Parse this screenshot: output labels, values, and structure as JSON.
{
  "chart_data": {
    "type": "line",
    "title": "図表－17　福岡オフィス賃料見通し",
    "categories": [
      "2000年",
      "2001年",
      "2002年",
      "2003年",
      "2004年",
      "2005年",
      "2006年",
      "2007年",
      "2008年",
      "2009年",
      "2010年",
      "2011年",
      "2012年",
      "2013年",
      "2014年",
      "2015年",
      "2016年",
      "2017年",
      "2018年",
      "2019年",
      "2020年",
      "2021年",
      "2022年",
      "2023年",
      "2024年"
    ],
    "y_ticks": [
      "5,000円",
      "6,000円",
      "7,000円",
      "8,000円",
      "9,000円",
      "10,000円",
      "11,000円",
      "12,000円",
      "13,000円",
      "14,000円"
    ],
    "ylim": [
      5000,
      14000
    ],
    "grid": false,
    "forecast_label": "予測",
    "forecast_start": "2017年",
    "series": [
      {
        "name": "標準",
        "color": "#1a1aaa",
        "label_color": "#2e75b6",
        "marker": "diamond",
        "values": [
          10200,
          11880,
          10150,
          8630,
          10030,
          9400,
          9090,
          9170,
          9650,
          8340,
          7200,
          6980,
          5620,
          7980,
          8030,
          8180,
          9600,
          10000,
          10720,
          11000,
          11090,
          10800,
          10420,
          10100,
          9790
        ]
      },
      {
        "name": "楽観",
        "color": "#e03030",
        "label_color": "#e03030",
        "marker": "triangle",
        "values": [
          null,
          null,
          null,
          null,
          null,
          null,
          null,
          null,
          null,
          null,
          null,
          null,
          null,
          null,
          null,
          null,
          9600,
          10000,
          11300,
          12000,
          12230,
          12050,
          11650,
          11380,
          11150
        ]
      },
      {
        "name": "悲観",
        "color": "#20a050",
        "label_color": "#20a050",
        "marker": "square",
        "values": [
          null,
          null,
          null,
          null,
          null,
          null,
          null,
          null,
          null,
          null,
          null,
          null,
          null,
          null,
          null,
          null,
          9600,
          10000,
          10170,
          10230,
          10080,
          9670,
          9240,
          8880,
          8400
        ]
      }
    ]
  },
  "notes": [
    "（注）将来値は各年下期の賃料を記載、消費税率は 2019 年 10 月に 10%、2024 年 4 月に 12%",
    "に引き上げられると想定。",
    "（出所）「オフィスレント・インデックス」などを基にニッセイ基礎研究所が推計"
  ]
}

^^^^^^^^

▶ _STATED EXERCISE_:
Show every line in the records above that contains the word "marker".

▶ _FULL RESPONSE_:
        "marker": "diamond",
        "marker": "triangle",
        "marker": "square",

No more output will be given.